Selected excerpt:
* start *
Expanded Terms

The terms introduced in this section provide additional ways to describe the provenance among Entities, Activities, and Agents. The additional terms are illustrated in the following figure and can be separated into five different categories.

PROV-O Starting Point terms
Figure 3. The expanded terms build upon those in the Starting Points section.
The diagrams in this document depict Entities as yellow ovals, Activities as blue rectangles, and Agents as orange pentagons.
The domain of prov:atLocation (prov:Activity or prov:Entity or prov:Agent or prov:InstantaneousEvent) is not illustrated.

The first category extends the Starting Point terms with subclasses, subproperties, and a superproperty.

Three subclasses of Agent (prov:Person, prov:Organization, and prov:SoftwareAgent) and three subclasses of Entity are provided (prov:Collection, prov:Bundle, and prov:Plan).

A prov:Collection is an Entity that provides a structure (e.g. set, list, etc.) to some constituents (which are themselves Entities). The prov:Collection class can be used to express the provenance of the collection itself: e.g. who maintained the collection, which members it contained as it evolved, and how it was assembled. The prov:hadMember property is used to assert membership in a collection.

A prov:Bundle is a named set of provenance descriptions, which may itself have provenance. The named set of provenance descriptions may be expressed as PROV-O or any other form. The subclass of Bundle that names a set of PROV-O assertions is not provided by PROV-O, since it is more appropriate to do so using other recommendations, standards, or technologies. In any case, a Bundle of PROV-O assertions is an abstract set of RDF triples, and adding or removing a triple creates a new distinct Bundle of PROV-O assertions.

A prov:Plan is an entity that represents a set of actions or steps intended by one or more agents to achieve some goals.

More general and more specific properties are also provided by the expanded terms. More generally, the property prov:wasInfluencedBy is a superproperty that relates any influenced Entity, Activity, or Agent to any other influencing Entity, Activity, or Agent that had an effect on its characteristics. Three subproperties of prov:wasDerivedFrom are also provided for certain kinds of derivation among Entities: prov:wasQuotedFrom cites a potentially larger Entity (such as a book, blog, or image) from which a new Entity was created by repeating some or all of the original, prov:wasRevisionOf indicates that the derived Entity contains substantial content from the original Entity (e.g., two editions of a book), and prov:hadPrimarySource cites a preceding Entity produced by some agent with direct experience and knowledge about the topic (such as a reading from a sensor, or a journal written during an historical event).
* end *
Extracted entries:
* start *
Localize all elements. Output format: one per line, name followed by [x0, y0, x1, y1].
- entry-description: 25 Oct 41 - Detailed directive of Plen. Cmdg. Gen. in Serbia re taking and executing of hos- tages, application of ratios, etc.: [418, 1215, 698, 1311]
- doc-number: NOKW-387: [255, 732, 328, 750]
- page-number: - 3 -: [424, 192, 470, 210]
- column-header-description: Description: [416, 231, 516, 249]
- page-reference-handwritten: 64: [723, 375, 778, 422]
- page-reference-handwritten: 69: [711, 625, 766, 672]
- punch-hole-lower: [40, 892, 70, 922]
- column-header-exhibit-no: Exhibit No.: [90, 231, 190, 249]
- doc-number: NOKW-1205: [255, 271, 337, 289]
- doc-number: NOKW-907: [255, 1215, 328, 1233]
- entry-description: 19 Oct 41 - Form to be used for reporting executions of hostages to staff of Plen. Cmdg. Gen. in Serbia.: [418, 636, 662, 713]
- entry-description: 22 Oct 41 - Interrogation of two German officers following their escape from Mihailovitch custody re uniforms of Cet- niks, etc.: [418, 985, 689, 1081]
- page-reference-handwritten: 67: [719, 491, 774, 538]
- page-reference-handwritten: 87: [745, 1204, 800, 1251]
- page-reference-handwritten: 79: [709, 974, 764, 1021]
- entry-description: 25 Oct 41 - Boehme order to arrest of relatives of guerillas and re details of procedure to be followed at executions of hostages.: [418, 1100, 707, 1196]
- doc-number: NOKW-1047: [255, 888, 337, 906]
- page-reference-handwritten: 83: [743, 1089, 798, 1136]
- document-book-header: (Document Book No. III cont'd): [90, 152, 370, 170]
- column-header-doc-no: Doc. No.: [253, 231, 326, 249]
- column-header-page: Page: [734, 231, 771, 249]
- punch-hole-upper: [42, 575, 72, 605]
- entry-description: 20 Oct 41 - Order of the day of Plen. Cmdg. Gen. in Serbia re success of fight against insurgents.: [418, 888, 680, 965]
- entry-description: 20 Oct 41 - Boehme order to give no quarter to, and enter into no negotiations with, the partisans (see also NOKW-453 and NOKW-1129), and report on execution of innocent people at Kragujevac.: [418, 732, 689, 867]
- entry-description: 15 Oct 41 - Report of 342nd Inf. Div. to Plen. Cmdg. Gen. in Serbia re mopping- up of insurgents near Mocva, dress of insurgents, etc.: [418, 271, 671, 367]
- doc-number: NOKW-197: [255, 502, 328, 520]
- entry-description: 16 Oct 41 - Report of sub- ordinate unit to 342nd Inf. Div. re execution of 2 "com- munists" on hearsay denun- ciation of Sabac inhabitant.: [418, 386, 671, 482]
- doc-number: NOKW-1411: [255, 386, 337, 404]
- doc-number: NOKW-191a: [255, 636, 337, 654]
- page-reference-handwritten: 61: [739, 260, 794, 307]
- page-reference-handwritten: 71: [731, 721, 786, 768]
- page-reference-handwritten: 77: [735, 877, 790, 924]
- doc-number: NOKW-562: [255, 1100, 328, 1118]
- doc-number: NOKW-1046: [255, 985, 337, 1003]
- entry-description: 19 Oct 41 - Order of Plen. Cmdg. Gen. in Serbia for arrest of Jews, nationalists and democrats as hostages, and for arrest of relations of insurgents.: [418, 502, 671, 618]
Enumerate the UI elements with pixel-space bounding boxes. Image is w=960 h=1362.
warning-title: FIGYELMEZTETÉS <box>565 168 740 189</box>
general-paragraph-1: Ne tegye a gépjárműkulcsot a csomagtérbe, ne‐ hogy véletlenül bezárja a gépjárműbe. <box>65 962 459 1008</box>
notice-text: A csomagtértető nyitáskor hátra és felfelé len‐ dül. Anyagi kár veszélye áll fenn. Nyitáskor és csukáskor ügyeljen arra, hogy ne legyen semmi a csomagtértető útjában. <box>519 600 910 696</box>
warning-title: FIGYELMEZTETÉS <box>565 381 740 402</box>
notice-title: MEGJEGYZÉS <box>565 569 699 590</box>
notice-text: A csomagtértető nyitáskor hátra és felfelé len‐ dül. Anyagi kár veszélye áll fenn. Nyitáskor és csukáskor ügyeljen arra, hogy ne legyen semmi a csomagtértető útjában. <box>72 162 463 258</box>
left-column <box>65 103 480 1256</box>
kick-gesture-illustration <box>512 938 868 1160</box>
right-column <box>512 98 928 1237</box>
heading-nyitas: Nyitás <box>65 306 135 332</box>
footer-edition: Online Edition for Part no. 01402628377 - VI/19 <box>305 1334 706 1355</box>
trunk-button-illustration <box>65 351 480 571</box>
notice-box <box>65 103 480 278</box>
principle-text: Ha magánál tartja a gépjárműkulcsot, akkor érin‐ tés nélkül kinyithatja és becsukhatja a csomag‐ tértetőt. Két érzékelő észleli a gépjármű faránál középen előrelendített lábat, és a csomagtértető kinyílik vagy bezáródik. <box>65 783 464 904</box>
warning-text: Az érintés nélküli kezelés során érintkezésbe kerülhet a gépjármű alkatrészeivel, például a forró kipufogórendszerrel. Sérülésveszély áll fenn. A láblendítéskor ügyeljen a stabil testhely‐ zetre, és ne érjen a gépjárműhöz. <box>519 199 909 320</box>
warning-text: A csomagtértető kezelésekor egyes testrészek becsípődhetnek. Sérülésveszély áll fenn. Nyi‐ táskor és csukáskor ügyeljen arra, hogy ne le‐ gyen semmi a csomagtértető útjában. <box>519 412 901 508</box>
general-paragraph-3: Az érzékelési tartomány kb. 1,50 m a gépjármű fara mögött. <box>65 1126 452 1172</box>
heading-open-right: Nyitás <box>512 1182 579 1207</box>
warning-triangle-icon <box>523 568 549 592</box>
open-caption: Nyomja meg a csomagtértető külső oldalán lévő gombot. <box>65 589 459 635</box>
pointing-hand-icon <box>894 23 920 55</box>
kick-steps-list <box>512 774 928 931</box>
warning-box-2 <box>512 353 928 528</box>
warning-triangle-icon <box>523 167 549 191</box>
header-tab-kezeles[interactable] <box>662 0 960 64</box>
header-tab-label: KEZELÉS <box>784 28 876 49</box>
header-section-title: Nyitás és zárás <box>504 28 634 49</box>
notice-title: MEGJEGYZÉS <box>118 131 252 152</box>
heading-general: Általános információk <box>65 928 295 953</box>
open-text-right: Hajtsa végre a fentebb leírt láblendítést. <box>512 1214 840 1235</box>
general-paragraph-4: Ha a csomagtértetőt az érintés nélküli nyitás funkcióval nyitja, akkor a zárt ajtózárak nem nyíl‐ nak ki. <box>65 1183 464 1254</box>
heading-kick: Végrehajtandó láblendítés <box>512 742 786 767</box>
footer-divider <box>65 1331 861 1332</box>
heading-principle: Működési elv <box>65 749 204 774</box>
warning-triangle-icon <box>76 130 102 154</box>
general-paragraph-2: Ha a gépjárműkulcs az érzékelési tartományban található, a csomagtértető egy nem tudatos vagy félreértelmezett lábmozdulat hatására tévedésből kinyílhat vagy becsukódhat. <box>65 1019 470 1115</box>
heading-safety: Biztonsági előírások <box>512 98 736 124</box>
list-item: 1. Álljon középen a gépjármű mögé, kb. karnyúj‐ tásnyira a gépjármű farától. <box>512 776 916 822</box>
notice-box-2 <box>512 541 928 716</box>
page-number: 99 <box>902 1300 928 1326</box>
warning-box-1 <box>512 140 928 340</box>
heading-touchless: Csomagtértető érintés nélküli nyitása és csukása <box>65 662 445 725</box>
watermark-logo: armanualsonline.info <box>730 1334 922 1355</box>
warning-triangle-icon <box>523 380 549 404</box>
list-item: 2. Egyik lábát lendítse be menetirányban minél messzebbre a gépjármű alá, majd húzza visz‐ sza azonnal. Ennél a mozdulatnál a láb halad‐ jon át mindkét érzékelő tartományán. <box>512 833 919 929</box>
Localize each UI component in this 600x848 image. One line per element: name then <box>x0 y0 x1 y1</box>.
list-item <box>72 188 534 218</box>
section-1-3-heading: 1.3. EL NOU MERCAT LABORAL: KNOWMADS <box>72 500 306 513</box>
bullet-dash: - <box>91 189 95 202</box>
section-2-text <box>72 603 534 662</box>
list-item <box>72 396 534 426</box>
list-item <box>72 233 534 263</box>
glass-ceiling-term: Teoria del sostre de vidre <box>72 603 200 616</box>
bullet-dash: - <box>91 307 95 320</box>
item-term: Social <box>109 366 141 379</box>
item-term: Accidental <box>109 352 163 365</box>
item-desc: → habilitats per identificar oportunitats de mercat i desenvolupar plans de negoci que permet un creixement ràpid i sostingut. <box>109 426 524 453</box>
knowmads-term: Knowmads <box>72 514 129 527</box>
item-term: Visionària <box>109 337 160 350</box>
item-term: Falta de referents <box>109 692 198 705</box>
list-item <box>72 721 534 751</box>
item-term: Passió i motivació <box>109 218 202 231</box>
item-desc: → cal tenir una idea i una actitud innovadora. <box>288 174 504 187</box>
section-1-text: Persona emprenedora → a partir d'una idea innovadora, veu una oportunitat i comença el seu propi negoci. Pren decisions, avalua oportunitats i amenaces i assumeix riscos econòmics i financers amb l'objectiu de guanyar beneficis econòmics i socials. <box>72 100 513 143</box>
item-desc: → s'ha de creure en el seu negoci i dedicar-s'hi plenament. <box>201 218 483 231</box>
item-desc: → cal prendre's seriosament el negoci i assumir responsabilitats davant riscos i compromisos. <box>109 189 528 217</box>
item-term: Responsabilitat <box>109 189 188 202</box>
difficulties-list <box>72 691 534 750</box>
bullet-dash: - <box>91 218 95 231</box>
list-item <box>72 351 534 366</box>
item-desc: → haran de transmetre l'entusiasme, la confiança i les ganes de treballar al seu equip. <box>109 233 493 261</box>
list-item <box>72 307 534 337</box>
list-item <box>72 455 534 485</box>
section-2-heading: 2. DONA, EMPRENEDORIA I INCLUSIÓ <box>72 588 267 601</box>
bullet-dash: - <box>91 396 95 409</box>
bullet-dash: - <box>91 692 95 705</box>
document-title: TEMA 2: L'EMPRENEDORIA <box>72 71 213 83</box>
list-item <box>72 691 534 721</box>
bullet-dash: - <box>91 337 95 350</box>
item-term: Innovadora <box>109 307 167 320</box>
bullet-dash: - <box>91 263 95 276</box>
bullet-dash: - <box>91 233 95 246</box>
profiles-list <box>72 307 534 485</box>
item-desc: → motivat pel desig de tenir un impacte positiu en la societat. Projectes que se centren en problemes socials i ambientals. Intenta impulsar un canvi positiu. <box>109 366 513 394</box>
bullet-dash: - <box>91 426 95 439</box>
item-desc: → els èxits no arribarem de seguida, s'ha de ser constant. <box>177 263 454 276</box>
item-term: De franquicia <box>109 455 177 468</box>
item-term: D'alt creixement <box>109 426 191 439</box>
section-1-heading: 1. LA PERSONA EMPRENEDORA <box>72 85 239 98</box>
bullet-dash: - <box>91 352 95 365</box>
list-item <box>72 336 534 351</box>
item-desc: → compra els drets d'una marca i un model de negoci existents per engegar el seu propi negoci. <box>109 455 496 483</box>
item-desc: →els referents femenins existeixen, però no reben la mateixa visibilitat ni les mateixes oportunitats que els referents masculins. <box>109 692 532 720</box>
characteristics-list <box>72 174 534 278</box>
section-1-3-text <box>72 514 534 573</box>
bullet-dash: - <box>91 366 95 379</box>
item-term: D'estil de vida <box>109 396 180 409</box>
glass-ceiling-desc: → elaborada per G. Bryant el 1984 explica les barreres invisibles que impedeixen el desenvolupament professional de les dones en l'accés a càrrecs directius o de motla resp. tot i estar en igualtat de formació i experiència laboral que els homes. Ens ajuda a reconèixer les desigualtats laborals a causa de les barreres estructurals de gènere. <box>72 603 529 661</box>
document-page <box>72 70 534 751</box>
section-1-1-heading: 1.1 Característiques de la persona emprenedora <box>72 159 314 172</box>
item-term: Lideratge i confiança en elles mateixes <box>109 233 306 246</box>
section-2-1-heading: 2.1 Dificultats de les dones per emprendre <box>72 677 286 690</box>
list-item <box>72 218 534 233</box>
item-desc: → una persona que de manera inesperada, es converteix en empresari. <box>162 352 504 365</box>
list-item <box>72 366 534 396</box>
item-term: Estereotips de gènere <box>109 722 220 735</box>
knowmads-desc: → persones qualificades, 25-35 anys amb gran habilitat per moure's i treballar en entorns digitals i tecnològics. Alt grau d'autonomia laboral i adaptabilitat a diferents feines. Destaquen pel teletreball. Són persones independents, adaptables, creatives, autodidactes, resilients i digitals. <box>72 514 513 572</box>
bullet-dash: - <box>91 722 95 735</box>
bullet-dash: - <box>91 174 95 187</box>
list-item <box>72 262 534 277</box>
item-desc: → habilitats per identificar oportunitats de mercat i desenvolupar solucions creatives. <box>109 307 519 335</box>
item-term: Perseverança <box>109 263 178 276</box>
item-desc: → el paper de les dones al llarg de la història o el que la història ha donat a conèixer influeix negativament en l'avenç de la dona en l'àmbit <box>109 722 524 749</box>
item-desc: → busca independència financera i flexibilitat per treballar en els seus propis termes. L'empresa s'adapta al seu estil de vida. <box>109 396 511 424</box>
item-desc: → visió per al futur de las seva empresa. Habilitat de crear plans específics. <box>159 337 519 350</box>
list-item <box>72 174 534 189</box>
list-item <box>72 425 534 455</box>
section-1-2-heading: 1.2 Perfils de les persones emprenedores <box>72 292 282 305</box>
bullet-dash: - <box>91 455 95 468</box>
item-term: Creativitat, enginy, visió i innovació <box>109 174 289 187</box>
* end *
Exercise description: Reproduce the stretch of the expanded terms text above from "The terms introduced" through "Starting Points section.", word for word.

Reply:
The terms introduced in this section provide additional ways to describe the provenance among Entities, Activities, and Agents. The additional terms are illustrated in the following figure and can be separated into five different categories.

PROV-O Starting Point terms
Figure 3. The expanded terms build upon those in the Starting Points section.